• **The task**
Reproduce each line exactly. Skip none.

— begin Data shown —

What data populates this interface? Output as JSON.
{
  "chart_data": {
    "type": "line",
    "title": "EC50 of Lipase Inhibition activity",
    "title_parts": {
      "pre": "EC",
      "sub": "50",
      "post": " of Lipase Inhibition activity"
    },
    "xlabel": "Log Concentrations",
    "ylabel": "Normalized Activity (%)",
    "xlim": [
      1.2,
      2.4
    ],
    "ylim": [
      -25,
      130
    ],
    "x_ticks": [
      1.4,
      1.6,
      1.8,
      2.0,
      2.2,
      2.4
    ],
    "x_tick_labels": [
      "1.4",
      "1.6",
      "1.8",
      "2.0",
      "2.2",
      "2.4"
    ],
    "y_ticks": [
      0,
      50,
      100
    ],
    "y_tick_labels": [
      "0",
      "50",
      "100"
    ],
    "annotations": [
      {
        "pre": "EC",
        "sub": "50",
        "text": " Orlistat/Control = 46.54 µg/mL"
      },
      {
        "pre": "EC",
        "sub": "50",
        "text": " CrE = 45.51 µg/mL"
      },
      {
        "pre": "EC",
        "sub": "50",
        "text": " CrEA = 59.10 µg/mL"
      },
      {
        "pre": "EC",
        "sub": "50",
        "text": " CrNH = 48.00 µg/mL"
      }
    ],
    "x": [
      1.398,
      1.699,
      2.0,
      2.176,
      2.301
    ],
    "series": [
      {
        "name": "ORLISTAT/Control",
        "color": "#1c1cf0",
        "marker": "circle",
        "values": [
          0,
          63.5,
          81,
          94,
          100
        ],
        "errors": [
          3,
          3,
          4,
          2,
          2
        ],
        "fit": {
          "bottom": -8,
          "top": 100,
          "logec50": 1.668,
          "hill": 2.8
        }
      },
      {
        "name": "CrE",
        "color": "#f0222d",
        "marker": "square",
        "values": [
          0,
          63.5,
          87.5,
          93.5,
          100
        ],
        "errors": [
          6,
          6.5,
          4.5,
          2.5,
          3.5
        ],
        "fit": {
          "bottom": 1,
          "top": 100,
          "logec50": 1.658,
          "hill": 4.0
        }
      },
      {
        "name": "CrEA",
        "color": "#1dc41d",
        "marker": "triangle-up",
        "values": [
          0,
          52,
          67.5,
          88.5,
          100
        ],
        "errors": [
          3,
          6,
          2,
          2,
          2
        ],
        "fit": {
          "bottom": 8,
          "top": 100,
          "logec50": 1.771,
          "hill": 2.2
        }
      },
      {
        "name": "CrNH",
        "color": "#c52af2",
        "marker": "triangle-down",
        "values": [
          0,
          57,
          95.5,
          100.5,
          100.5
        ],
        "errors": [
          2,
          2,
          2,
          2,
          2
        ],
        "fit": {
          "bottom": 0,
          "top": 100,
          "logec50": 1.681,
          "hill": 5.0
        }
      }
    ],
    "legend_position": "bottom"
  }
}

— end Data shown —

• **Expected answer**
What data populates this interface? Output as JSON.
{
  "chart_data": {
    "type": "line",
    "title": "EC50 of Lipase Inhibition activity",
    "title_parts": {
      "pre": "EC",
      "sub": "50",
      "post": " of Lipase Inhibition activity"
    },
    "xlabel": "Log Concentrations",
    "ylabel": "Normalized Activity (%)",
    "xlim": [
      1.2,
      2.4
    ],
    "ylim": [
      -25,
      130
    ],
    "x_ticks": [
      1.4,
      1.6,
      1.8,
      2.0,
      2.2,
      2.4
    ],
    "x_tick_labels": [
      "1.4",
      "1.6",
      "1.8",
      "2.0",
      "2.2",
      "2.4"
    ],
    "y_ticks": [
      0,
      50,
      100
    ],
    "y_tick_labels": [
      "0",
      "50",
      "100"
    ],
    "annotations": [
      {
        "pre": "EC",
        "sub": "50",
        "text": " Orlistat/Control = 46.54 µg/mL"
      },
      {
        "pre": "EC",
        "sub": "50",
        "text": " CrE = 45.51 µg/mL"
      },
      {
        "pre": "EC",
        "sub": "50",
        "text": " CrEA = 59.10 µg/mL"
      },
      {
        "pre": "EC",
        "sub": "50",
        "text": " CrNH = 48.00 µg/mL"
      }
    ],
    "x": [
      1.398,
      1.699,
      2.0,
      2.176,
      2.301
    ],
    "series": [
      {
        "name": "ORLISTAT/Control",
        "color": "#1c1cf0",
        "marker": "circle",
        "values": [
          0,
          63.5,
          81,
          94,
          100
        ],
        "errors": [
          3,
          3,
          4,
          2,
          2
        ],
        "fit": {
          "bottom": -8,
          "top": 100,
          "logec50": 1.668,
          "hill": 2.8
        }
      },
      {
        "name": "CrE",
        "color": "#f0222d",
        "marker": "square",
        "values": [
          0,
          63.5,
          87.5,
          93.5,
          100
        ],
        "errors": [
          6,
          6.5,
          4.5,
          2.5,
          3.5
        ],
        "fit": {
          "bottom": 1,
          "top": 100,
          "logec50": 1.658,
          "hill": 4.0
        }
      },
      {
        "name": "CrEA",
        "color": "#1dc41d",
        "marker": "triangle-up",
        "values": [
          0,
          52,
          67.5,
          88.5,
          100
        ],
        "errors": [
          3,
          6,
          2,
          2,
          2
        ],
        "fit": {
          "bottom": 8,
          "top": 100,
          "logec50": 1.771,
          "hill": 2.2
        }
      },
      {
        "name": "CrNH",
        "color": "#c52af2",
        "marker": "triangle-down",
        "values": [
          0,
          57,
          95.5,
          100.5,
          100.5
        ],
        "errors": [
          2,
          2,
          2,
          2,
          2
        ],
        "fit": {
          "bottom": 0,
          "top": 100,
          "logec50": 1.681,
          "hill": 5.0
        }
      }
    ],
    "legend_position": "bottom"
  }
}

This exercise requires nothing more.